Problem description:
Quote every line below exactly as it reads.
____ Recorded data
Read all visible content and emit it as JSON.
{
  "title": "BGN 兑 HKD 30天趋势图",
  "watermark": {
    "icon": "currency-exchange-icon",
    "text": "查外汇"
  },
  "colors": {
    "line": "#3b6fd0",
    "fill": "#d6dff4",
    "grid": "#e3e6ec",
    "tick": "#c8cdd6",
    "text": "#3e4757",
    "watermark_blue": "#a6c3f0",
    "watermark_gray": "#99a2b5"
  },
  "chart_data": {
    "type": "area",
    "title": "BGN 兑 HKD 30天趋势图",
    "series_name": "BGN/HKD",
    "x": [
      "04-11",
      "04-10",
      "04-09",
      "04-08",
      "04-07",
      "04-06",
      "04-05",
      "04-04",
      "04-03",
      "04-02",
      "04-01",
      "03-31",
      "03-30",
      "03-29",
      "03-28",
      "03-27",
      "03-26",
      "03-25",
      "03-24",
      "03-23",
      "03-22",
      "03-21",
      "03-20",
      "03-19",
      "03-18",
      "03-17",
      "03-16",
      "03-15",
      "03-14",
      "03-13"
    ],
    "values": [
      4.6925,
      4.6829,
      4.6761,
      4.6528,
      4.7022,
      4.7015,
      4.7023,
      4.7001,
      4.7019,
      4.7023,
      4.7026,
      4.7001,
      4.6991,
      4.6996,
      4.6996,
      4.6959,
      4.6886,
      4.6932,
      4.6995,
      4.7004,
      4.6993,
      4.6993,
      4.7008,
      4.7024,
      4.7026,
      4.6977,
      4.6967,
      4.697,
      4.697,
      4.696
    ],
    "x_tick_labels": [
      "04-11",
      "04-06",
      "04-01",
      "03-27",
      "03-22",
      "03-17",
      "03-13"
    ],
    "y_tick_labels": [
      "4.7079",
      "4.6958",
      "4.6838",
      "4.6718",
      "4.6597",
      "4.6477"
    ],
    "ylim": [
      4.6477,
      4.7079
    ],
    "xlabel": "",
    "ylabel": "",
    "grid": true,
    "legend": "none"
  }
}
________
Final answer:
Read all visible content and emit it as JSON.
{
  "title": "BGN 兑 HKD 30天趋势图",
  "watermark": {
    "icon": "currency-exchange-icon",
    "text": "查外汇"
  },
  "colors": {
    "line": "#3b6fd0",
    "fill": "#d6dff4",
    "grid": "#e3e6ec",
    "tick": "#c8cdd6",
    "text": "#3e4757",
    "watermark_blue": "#a6c3f0",
    "watermark_gray": "#99a2b5"
  },
  "chart_data": {
    "type": "area",
    "title": "BGN 兑 HKD 30天趋势图",
    "series_name": "BGN/HKD",
    "x": [
      "04-11",
      "04-10",
      "04-09",
      "04-08",
      "04-07",
      "04-06",
      "04-05",
      "04-04",
      "04-03",
      "04-02",
      "04-01",
      "03-31",
      "03-30",
      "03-29",
      "03-28",
      "03-27",
      "03-26",
      "03-25",
      "03-24",
      "03-23",
      "03-22",
      "03-21",
      "03-20",
      "03-19",
      "03-18",
      "03-17",
      "03-16",
      "03-15",
      "03-14",
      "03-13"
    ],
    "values": [
      4.6925,
      4.6829,
      4.6761,
      4.6528,
      4.7022,
      4.7015,
      4.7023,
      4.7001,
      4.7019,
      4.7023,
      4.7026,
      4.7001,
      4.6991,
      4.6996,
      4.6996,
      4.6959,
      4.6886,
      4.6932,
      4.6995,
      4.7004,
      4.6993,
      4.6993,
      4.7008,
      4.7024,
      4.7026,
      4.6977,
      4.6967,
      4.697,
      4.697,
      4.696
    ],
    "x_tick_labels": [
      "04-11",
      "04-06",
      "04-01",
      "03-27",
      "03-22",
      "03-17",
      "03-13"
    ],
    "y_tick_labels": [
      "4.7079",
      "4.6958",
      "4.6838",
      "4.6718",
      "4.6597",
      "4.6477"
    ],
    "ylim": [
      4.6477,
      4.7079
    ],
    "xlabel": "",
    "ylabel": "",
    "grid": true,
    "legend": "none"
  }
}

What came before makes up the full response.